* [DIRECTIONS FOR THIS TASK]: Each line that holds the word "ensuring" is to be identified and copied.

(Data records)
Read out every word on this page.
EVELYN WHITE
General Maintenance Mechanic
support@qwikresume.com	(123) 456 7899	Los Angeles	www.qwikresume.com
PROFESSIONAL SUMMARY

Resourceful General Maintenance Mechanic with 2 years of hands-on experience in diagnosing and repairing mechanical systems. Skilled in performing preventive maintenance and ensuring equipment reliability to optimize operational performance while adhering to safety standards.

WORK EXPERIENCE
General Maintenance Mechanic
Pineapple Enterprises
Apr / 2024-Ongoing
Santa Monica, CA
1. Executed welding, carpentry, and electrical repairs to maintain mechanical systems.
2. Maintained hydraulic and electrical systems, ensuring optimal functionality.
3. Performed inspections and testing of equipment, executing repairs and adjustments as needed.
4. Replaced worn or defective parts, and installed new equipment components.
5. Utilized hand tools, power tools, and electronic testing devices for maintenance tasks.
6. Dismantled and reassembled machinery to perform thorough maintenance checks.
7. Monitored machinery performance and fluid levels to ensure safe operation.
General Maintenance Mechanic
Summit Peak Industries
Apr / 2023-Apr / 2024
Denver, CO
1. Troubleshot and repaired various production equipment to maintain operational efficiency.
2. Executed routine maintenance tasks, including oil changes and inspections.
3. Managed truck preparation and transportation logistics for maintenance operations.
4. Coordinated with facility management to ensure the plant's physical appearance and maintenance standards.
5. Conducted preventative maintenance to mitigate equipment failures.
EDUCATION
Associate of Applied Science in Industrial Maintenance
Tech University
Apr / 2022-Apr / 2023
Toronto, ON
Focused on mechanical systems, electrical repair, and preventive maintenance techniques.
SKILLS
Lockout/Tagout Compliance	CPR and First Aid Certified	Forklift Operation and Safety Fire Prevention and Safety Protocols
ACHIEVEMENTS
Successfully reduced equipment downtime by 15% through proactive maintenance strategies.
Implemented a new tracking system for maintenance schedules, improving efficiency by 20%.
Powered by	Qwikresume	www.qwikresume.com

...

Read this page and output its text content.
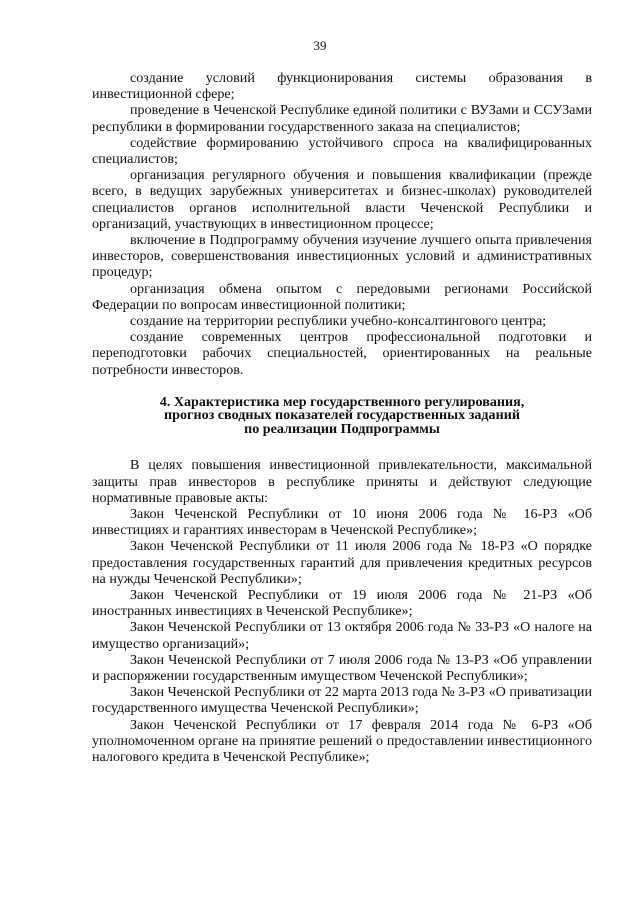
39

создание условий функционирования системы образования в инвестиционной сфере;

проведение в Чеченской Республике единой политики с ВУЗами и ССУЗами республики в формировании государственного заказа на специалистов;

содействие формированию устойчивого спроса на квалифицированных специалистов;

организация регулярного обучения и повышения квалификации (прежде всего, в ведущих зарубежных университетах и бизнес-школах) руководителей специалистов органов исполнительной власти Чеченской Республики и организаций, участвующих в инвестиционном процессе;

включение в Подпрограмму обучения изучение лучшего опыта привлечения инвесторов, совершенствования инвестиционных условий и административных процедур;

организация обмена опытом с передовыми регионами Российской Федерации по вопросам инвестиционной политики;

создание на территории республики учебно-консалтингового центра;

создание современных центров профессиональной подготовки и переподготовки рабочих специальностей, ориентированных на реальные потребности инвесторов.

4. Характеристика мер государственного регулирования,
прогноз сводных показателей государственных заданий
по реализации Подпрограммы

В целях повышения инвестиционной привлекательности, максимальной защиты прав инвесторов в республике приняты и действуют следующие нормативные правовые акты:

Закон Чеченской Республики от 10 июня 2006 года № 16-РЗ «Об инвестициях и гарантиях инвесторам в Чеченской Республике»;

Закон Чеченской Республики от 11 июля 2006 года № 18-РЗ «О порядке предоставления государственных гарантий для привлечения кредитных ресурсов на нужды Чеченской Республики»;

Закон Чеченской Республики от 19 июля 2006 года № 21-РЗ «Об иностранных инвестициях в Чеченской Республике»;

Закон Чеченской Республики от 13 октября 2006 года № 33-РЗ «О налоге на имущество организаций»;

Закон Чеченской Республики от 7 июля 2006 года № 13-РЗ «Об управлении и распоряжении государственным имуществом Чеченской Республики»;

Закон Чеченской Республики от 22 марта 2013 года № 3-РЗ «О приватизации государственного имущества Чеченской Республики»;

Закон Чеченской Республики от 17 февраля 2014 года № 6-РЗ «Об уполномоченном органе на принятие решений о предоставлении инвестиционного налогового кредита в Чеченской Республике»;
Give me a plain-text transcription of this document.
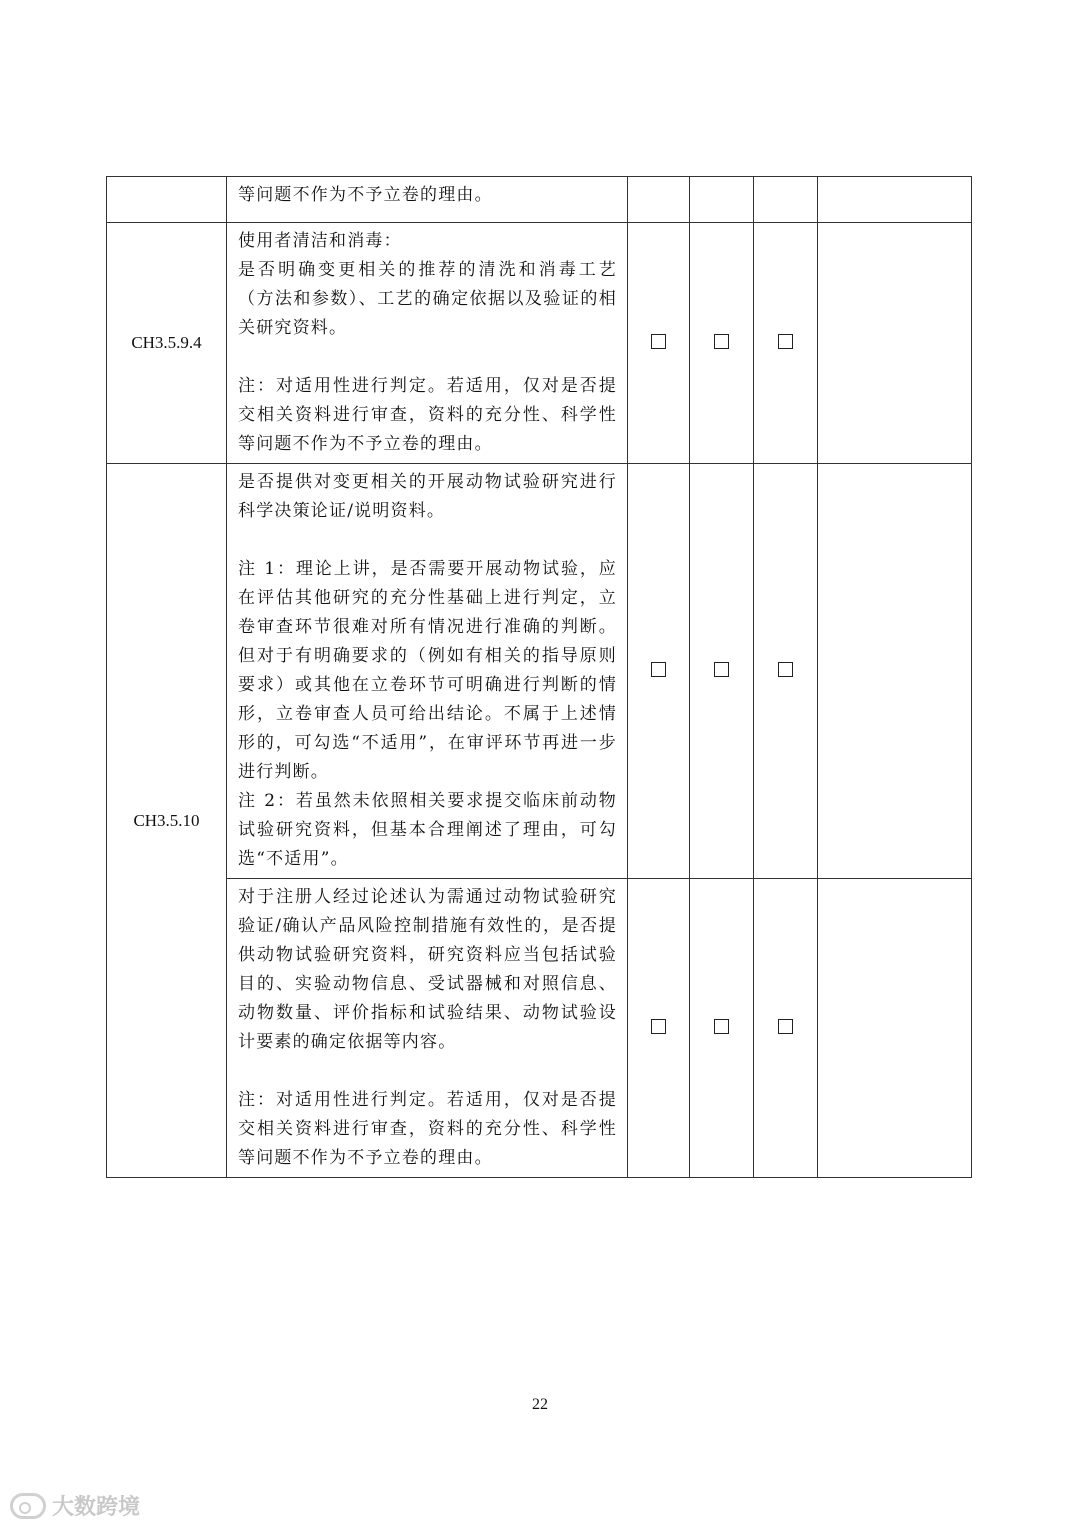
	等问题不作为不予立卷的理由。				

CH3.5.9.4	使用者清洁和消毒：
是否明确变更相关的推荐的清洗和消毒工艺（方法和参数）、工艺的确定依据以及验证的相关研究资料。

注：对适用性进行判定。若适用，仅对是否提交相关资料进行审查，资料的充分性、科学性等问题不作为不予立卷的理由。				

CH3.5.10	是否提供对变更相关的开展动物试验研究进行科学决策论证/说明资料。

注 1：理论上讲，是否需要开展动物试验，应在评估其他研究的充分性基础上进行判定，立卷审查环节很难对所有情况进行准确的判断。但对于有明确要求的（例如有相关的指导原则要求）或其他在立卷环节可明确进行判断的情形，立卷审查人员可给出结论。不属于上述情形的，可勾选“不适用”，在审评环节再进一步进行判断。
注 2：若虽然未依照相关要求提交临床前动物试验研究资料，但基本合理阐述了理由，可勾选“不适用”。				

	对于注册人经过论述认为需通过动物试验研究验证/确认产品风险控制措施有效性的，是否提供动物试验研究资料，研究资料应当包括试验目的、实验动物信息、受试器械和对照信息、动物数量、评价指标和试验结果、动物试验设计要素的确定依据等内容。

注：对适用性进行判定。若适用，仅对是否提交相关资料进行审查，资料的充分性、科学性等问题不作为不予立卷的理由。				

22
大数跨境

* * *

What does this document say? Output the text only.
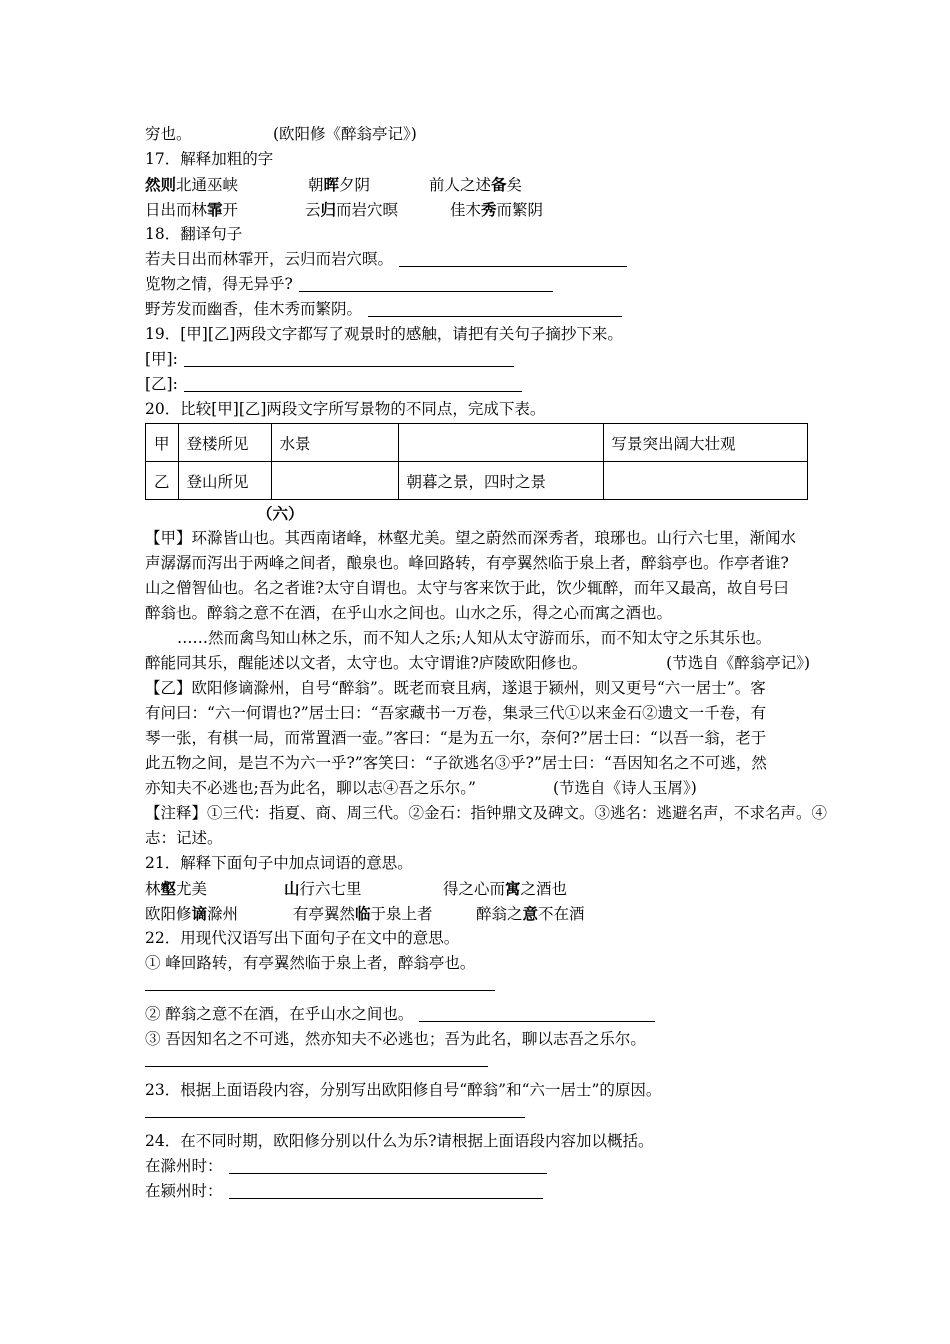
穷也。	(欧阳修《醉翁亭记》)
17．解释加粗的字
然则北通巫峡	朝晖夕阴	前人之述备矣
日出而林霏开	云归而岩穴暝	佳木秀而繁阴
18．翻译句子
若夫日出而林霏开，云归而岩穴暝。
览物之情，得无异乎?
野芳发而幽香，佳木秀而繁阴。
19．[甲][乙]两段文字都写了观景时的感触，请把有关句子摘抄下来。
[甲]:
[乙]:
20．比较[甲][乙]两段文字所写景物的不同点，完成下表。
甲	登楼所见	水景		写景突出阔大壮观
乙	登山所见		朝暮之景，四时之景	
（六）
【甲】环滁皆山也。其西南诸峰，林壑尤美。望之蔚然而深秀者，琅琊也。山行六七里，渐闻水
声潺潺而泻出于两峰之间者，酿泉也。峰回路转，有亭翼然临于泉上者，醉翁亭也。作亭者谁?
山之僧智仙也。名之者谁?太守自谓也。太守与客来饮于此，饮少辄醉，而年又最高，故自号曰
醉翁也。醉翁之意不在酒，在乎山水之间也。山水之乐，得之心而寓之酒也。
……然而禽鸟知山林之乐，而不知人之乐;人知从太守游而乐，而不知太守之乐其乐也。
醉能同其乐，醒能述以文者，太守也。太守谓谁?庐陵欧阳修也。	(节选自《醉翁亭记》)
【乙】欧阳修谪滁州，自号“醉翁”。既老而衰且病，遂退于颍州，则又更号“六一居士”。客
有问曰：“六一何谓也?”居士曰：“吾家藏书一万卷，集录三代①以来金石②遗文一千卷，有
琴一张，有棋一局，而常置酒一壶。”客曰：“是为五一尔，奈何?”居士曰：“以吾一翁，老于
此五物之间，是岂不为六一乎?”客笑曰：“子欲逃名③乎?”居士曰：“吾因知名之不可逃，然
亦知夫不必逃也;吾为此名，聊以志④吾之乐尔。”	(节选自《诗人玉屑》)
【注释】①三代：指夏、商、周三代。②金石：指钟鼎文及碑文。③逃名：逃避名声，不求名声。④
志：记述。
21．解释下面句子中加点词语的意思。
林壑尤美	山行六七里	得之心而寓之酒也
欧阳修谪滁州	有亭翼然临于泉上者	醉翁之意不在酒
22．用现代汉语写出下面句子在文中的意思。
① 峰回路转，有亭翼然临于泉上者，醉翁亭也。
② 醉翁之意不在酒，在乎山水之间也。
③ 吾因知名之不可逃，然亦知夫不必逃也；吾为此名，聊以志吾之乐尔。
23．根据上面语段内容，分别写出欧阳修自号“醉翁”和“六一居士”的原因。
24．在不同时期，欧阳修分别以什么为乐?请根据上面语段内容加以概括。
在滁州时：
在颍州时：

* [EXERCISE RESPONSE]:
Resourceful General Maintenance Mechanic with 2 years of hands-on experience in diagnosing and repairing mechanical systems. Skilled in performing preventive maintenance and ensuring equipment reliability to optimize operational performance while adhering to safety standards.
2. Maintained hydraulic and electrical systems, ensuring optimal functionality.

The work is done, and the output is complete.